------ INFORMATION SHOWN ------

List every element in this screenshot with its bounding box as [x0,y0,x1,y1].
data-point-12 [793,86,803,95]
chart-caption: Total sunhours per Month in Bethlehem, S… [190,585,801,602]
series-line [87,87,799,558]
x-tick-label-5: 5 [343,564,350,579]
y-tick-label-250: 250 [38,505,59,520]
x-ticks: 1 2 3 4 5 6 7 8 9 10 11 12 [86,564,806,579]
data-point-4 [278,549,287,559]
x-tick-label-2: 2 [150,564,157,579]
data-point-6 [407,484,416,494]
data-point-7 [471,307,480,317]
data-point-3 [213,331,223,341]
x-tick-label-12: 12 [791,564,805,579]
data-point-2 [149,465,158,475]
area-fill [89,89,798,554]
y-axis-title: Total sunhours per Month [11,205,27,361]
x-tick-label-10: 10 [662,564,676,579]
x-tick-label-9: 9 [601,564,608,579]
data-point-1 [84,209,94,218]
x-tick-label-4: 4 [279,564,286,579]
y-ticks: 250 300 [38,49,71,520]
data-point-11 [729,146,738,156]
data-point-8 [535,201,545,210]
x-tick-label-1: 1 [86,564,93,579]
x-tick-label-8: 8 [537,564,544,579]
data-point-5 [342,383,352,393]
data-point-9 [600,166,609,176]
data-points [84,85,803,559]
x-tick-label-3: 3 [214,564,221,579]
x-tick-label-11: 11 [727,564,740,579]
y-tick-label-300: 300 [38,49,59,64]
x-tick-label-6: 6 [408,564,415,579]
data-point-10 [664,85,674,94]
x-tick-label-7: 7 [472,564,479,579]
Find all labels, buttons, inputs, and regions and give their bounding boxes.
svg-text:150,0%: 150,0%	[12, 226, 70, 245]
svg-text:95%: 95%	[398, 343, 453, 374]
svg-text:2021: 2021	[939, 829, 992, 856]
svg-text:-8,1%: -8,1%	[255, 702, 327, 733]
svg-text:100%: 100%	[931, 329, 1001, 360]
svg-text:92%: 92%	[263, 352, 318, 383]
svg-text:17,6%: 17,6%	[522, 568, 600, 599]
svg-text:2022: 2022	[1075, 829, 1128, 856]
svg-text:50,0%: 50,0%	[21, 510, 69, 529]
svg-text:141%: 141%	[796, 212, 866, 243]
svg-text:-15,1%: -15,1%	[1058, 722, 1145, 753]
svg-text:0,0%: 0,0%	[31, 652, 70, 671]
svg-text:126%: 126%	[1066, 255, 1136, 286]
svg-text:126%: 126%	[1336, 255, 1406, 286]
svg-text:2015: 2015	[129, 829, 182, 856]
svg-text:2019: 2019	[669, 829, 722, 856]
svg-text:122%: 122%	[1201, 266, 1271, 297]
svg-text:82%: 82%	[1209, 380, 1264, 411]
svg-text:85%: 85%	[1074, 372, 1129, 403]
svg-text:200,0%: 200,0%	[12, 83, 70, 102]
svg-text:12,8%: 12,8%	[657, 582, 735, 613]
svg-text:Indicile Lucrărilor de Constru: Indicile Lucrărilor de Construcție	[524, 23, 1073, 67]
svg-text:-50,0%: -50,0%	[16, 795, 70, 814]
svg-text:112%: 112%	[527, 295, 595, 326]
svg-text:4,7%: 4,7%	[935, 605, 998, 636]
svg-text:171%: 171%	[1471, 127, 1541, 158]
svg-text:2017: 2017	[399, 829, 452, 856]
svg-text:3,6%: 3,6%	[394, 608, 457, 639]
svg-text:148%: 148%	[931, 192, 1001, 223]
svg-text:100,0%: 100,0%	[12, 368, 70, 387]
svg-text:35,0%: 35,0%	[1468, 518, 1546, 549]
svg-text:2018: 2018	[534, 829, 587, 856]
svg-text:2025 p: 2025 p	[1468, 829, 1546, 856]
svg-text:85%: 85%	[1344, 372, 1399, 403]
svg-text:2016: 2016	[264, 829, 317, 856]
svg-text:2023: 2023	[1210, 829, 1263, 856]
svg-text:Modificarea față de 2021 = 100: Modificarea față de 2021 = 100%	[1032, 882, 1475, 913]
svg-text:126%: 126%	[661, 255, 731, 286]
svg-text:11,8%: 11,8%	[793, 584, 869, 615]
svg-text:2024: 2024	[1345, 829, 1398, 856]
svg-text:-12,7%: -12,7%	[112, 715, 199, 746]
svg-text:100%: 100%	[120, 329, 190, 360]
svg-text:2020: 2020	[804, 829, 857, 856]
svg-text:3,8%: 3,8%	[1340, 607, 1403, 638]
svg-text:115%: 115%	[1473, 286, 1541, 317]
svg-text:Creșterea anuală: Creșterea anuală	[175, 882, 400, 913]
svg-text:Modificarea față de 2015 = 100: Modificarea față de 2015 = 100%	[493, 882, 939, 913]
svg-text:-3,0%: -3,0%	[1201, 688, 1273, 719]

------

_THE REQUEST_.
Rewrite the whole listing above, swapping every "svg-text" for "text-label" and keeping everything else the same.

_RESPONSE TO THE TASK_.
List every element in this screenshot with its bounding box as [x0,y0,x1,y1].
data-point-12 [793,86,803,95]
chart-caption: Total sunhours per Month in Bethlehem, S… [190,585,801,602]
series-line [87,87,799,558]
x-tick-label-5: 5 [343,564,350,579]
y-tick-label-250: 250 [38,505,59,520]
x-ticks: 1 2 3 4 5 6 7 8 9 10 11 12 [86,564,806,579]
data-point-4 [278,549,287,559]
x-tick-label-2: 2 [150,564,157,579]
data-point-6 [407,484,416,494]
data-point-7 [471,307,480,317]
data-point-3 [213,331,223,341]
x-tick-label-12: 12 [791,564,805,579]
data-point-2 [149,465,158,475]
area-fill [89,89,798,554]
y-axis-title: Total sunhours per Month [11,205,27,361]
x-tick-label-10: 10 [662,564,676,579]
x-tick-label-9: 9 [601,564,608,579]
data-point-1 [84,209,94,218]
x-tick-label-4: 4 [279,564,286,579]
y-ticks: 250 300 [38,49,71,520]
data-point-11 [729,146,738,156]
data-point-8 [535,201,545,210]
x-tick-label-1: 1 [86,564,93,579]
x-tick-label-8: 8 [537,564,544,579]
data-point-5 [342,383,352,393]
data-point-9 [600,166,609,176]
data-points [84,85,803,559]
x-tick-label-3: 3 [214,564,221,579]
x-tick-label-11: 11 [727,564,740,579]
y-tick-label-300: 300 [38,49,59,64]
x-tick-label-6: 6 [408,564,415,579]
data-point-10 [664,85,674,94]
x-tick-label-7: 7 [472,564,479,579]
Find all labels, buttons, inputs, and regions and give their bounding boxes.
text-label:150,0%: 150,0%	[12, 226, 70, 245]
text-label:95%: 95%	[398, 343, 453, 374]
text-label:2021: 2021	[939, 829, 992, 856]
text-label:-8,1%: -8,1%	[255, 702, 327, 733]
text-label:100%: 100%	[931, 329, 1001, 360]
text-label:92%: 92%	[263, 352, 318, 383]
text-label:17,6%: 17,6%	[522, 568, 600, 599]
text-label:2022: 2022	[1075, 829, 1128, 856]
text-label:50,0%: 50,0%	[21, 510, 69, 529]
text-label:141%: 141%	[796, 212, 866, 243]
text-label:-15,1%: -15,1%	[1058, 722, 1145, 753]
text-label:0,0%: 0,0%	[31, 652, 70, 671]
text-label:126%: 126%	[1066, 255, 1136, 286]
text-label:126%: 126%	[1336, 255, 1406, 286]
text-label:2015: 2015	[129, 829, 182, 856]
text-label:2019: 2019	[669, 829, 722, 856]
text-label:122%: 122%	[1201, 266, 1271, 297]
text-label:82%: 82%	[1209, 380, 1264, 411]
text-label:85%: 85%	[1074, 372, 1129, 403]
text-label:200,0%: 200,0%	[12, 83, 70, 102]
text-label:12,8%: 12,8%	[657, 582, 735, 613]
text-label:Indicile Lucrărilor de Constru: Indicile Lucrărilor de Construcție	[524, 23, 1073, 67]
text-label:-50,0%: -50,0%	[16, 795, 70, 814]
text-label:112%: 112%	[527, 295, 595, 326]
text-label:4,7%: 4,7%	[935, 605, 998, 636]
text-label:171%: 171%	[1471, 127, 1541, 158]
text-label:2017: 2017	[399, 829, 452, 856]
text-label:3,6%: 3,6%	[394, 608, 457, 639]
text-label:148%: 148%	[931, 192, 1001, 223]
text-label:100,0%: 100,0%	[12, 368, 70, 387]
text-label:35,0%: 35,0%	[1468, 518, 1546, 549]
text-label:2018: 2018	[534, 829, 587, 856]
text-label:2025 p: 2025 p	[1468, 829, 1546, 856]
text-label:85%: 85%	[1344, 372, 1399, 403]
text-label:2016: 2016	[264, 829, 317, 856]
text-label:2023: 2023	[1210, 829, 1263, 856]
text-label:Modificarea față de 2021 = 100: Modificarea față de 2021 = 100%	[1032, 882, 1475, 913]
text-label:126%: 126%	[661, 255, 731, 286]
text-label:11,8%: 11,8%	[793, 584, 869, 615]
text-label:2024: 2024	[1345, 829, 1398, 856]
text-label:-12,7%: -12,7%	[112, 715, 199, 746]
text-label:100%: 100%	[120, 329, 190, 360]
text-label:2020: 2020	[804, 829, 857, 856]
text-label:3,8%: 3,8%	[1340, 607, 1403, 638]
text-label:115%: 115%	[1473, 286, 1541, 317]
text-label:Creșterea anuală: Creșterea anuală	[175, 882, 400, 913]
text-label:Modificarea față de 2015 = 100: Modificarea față de 2015 = 100%	[493, 882, 939, 913]
text-label:-3,0%: -3,0%	[1201, 688, 1273, 719]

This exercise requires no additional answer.